[Problem description] Count, in the entries, the lines with "bottom". Answer with the number only.

Collected data:

---------------

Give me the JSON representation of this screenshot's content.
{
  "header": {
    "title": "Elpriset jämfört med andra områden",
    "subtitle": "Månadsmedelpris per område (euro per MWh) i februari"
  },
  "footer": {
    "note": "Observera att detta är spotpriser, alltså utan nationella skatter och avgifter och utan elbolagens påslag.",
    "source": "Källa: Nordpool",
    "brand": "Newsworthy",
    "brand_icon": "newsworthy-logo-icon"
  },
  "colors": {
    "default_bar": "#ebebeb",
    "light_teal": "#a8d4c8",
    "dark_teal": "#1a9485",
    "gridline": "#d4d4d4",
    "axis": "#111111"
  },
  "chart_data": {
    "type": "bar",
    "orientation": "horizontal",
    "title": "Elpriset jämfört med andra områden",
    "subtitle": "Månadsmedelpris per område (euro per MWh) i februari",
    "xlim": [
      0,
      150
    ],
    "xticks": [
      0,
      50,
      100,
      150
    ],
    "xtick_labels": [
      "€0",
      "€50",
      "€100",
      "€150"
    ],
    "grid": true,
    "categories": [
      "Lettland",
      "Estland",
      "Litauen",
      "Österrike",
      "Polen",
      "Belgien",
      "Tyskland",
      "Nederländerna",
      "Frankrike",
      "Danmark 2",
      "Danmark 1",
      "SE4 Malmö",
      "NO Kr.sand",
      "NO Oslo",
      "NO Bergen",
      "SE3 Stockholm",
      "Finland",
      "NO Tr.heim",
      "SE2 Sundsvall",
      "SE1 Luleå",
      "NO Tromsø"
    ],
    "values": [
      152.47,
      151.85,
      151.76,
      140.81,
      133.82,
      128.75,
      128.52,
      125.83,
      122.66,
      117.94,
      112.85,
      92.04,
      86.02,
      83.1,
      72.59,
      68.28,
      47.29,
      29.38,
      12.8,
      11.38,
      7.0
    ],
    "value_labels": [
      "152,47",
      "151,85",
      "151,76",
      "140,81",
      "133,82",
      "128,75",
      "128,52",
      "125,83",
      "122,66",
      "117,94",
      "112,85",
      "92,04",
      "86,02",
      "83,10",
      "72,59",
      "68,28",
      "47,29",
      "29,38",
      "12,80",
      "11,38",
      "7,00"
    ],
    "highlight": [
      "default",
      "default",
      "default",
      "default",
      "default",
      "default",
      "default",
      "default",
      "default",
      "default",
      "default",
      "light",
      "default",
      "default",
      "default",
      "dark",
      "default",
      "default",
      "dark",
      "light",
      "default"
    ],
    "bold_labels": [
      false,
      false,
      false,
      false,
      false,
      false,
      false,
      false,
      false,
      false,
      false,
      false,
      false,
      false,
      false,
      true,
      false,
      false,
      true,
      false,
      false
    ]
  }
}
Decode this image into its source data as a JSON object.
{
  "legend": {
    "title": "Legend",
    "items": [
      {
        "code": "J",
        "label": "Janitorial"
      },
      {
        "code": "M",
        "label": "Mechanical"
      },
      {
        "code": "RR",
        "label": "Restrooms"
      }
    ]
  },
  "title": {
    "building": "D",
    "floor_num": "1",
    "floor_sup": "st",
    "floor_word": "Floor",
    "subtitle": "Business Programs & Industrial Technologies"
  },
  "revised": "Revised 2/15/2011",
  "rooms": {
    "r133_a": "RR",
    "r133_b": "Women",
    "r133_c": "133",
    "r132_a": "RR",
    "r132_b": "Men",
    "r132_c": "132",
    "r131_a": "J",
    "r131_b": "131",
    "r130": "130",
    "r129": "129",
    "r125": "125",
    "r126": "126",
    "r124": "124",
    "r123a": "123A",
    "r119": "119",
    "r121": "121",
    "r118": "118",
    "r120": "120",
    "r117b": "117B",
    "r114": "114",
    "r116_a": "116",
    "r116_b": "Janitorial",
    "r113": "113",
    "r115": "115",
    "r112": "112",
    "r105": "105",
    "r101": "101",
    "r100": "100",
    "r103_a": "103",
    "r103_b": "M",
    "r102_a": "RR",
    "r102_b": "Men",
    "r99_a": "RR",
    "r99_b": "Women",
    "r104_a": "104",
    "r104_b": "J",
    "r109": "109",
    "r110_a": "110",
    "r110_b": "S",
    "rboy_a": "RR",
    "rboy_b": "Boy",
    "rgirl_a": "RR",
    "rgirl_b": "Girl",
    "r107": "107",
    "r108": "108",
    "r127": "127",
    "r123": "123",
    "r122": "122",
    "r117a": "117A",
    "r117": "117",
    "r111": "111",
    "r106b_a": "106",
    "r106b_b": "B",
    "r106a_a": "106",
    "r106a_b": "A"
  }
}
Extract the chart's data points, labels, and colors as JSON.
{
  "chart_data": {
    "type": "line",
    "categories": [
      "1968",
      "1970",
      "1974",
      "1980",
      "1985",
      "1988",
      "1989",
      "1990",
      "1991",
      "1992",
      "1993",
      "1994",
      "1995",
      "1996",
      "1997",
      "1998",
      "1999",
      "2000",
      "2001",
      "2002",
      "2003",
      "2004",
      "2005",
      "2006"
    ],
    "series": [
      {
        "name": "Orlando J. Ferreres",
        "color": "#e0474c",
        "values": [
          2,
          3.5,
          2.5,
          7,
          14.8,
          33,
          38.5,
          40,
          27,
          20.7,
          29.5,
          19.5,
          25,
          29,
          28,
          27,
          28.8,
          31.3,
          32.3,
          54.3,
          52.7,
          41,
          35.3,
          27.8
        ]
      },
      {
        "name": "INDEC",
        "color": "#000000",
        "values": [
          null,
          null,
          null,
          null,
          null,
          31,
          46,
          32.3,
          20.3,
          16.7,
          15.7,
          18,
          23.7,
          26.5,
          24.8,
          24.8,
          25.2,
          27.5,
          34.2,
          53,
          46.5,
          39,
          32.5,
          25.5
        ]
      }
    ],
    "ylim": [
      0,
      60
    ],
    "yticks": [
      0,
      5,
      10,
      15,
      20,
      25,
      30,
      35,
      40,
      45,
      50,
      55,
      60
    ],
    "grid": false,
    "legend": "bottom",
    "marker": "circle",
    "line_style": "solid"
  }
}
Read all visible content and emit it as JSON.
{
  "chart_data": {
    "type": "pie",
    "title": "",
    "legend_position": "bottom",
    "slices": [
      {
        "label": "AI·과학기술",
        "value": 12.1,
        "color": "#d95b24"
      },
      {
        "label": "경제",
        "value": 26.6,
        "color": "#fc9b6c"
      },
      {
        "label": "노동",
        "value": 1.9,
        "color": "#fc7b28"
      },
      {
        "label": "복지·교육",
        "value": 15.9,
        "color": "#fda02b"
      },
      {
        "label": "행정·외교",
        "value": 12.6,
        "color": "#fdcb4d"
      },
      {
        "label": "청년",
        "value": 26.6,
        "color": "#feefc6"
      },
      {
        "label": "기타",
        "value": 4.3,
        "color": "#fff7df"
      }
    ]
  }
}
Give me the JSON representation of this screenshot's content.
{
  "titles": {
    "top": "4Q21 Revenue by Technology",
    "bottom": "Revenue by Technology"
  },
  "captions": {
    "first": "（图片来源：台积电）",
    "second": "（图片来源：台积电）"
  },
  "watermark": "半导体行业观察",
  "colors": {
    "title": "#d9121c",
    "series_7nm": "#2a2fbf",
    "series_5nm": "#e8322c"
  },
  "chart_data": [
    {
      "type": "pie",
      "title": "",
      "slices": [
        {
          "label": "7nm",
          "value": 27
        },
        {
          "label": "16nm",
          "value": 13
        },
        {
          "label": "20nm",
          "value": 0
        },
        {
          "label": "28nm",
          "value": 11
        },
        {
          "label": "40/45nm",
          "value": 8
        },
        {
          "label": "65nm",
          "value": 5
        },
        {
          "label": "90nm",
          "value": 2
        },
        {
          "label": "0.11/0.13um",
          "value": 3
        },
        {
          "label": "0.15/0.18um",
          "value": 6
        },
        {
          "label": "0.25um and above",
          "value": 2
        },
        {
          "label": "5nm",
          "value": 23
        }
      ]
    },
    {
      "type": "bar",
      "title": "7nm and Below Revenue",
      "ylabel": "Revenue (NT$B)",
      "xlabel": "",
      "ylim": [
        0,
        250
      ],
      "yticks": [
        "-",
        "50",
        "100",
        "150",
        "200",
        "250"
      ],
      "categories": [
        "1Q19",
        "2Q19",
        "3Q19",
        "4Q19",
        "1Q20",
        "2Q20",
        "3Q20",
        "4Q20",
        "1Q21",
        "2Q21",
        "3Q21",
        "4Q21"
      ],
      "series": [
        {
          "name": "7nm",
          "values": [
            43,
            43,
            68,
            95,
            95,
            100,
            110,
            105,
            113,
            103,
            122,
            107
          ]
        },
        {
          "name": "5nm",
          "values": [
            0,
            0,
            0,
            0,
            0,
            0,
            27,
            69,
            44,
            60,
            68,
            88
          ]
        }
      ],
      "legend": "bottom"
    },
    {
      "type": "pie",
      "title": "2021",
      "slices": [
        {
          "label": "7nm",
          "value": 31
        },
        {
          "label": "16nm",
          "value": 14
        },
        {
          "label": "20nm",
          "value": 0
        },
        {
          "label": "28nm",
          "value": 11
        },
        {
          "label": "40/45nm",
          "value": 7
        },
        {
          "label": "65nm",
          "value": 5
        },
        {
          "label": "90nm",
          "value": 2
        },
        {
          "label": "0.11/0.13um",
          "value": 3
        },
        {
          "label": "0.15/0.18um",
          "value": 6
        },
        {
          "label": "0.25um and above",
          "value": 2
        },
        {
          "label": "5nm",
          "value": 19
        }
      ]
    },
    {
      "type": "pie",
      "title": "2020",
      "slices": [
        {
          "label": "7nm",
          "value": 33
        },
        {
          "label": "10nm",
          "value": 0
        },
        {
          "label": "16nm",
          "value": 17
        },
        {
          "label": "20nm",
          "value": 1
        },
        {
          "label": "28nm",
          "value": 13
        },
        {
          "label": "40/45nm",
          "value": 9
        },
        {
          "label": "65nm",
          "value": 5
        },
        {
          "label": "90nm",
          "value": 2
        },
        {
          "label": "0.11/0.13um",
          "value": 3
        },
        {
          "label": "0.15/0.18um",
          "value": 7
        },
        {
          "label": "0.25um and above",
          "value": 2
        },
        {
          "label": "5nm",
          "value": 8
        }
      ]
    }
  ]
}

---------------

[Task answer] 4